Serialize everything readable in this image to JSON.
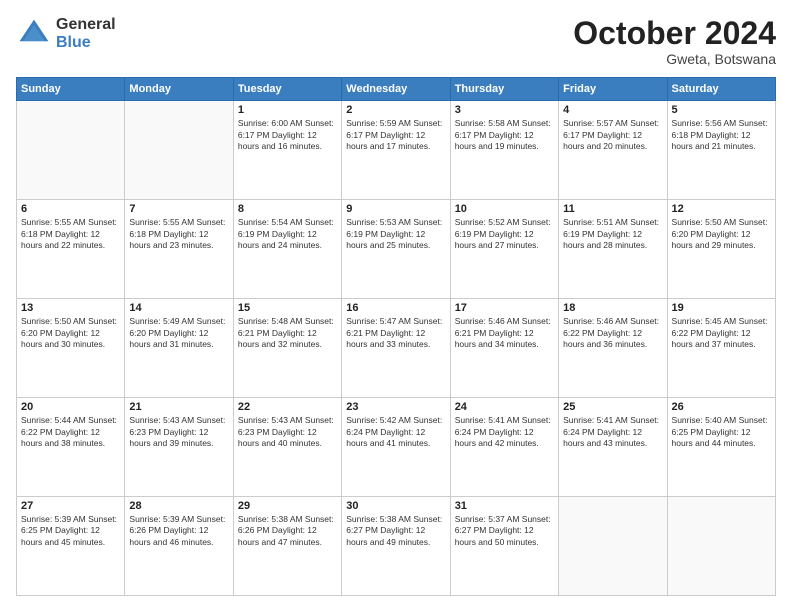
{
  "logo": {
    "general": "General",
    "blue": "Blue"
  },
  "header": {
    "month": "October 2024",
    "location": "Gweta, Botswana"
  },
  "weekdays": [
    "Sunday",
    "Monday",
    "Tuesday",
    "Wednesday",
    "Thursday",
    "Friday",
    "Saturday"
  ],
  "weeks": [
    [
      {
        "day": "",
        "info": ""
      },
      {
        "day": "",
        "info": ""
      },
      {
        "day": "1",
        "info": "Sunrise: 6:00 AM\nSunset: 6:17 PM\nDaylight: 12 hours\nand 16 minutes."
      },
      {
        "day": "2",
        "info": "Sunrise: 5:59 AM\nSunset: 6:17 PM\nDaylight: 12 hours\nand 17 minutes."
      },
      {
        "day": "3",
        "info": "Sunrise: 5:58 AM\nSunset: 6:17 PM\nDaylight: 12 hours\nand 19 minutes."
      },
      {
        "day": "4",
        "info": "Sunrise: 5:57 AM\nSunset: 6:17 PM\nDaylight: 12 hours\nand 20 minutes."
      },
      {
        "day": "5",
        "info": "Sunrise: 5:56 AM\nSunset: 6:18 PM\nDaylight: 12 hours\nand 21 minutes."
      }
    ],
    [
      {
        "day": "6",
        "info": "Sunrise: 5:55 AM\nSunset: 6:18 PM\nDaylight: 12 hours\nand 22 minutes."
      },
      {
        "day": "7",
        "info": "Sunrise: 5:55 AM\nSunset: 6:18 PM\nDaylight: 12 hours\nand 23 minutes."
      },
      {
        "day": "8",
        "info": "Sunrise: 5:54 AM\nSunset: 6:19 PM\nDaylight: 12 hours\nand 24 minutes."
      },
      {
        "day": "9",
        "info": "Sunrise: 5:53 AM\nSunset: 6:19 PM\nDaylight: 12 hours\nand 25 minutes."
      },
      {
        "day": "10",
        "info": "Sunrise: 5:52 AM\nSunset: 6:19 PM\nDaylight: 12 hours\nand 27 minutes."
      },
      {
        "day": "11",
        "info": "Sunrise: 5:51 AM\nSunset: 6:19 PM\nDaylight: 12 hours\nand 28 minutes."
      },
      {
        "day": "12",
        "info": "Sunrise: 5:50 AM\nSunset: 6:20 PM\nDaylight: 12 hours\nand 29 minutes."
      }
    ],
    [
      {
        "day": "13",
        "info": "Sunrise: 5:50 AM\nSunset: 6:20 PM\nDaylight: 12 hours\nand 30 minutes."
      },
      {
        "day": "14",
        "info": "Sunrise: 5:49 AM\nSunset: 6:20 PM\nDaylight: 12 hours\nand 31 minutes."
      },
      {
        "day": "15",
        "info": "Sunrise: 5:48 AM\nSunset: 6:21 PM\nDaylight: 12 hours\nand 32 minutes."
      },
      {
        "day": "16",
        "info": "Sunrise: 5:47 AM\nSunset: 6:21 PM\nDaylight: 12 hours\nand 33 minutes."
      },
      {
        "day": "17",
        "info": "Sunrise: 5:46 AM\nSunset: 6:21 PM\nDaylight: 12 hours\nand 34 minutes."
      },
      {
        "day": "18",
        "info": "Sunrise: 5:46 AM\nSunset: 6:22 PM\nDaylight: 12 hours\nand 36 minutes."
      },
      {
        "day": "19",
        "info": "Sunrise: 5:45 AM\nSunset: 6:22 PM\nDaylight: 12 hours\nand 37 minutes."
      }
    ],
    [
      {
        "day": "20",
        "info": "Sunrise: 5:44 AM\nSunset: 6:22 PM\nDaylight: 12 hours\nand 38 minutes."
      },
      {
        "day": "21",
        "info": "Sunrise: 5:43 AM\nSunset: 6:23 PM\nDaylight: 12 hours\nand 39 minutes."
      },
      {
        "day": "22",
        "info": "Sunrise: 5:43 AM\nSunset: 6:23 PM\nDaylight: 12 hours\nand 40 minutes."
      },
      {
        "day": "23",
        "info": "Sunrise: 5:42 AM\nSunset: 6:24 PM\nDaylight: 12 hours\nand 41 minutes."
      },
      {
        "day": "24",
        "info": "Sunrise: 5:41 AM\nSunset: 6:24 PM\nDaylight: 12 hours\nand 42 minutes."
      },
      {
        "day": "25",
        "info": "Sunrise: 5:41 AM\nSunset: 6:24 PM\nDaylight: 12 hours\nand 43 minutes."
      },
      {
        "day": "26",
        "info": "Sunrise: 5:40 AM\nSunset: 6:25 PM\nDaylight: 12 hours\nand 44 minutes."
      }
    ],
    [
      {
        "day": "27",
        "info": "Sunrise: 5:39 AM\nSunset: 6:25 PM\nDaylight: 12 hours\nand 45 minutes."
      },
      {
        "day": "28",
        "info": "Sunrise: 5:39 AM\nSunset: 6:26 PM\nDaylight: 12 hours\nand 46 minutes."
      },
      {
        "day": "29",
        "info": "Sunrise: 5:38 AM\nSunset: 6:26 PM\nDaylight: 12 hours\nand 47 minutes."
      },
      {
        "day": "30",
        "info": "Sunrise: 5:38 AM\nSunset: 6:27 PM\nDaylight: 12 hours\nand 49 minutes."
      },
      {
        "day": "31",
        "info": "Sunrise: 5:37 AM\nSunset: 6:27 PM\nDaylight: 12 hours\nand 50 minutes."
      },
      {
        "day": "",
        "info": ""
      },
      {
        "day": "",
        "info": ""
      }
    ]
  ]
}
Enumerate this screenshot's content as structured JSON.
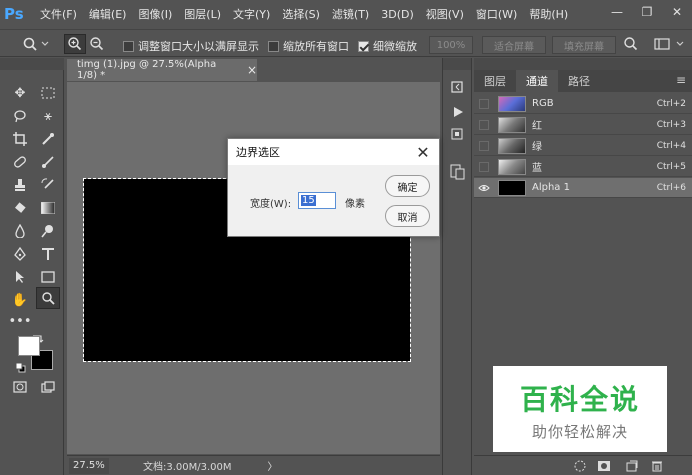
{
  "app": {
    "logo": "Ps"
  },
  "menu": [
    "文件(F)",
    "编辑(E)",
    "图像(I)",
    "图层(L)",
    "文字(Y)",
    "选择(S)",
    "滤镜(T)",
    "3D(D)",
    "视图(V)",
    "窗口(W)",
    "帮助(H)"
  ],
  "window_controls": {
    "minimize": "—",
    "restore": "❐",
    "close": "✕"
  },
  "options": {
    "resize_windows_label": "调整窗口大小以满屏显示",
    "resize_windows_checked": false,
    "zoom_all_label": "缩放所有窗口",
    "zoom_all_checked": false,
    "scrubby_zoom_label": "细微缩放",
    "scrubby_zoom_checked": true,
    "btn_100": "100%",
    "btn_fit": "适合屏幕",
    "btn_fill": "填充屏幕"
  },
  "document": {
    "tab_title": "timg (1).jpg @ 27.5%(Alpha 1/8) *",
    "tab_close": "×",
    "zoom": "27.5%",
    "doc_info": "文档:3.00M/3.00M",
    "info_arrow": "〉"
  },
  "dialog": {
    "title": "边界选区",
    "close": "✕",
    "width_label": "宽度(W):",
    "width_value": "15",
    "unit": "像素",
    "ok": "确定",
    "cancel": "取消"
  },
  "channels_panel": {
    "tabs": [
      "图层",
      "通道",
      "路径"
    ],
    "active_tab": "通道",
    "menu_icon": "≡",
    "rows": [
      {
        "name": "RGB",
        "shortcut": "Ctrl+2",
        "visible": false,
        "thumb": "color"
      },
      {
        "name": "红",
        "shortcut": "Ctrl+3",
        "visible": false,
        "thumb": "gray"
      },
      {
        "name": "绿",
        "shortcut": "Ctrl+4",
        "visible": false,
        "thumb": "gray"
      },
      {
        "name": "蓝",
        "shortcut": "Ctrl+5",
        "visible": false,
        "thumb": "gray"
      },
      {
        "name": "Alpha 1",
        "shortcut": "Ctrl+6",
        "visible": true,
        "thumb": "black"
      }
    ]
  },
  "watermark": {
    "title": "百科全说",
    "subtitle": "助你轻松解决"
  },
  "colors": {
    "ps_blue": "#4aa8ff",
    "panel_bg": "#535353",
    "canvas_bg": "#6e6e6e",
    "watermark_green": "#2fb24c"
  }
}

TASK PROMPT
Collect each line holding the string "shortcut".

SOLVED PROBLEM
        "shortcut": "Ctrl+2",
        "shortcut": "Ctrl+3",
        "shortcut": "Ctrl+4",
        "shortcut": "Ctrl+5",
        "shortcut": "Ctrl+6",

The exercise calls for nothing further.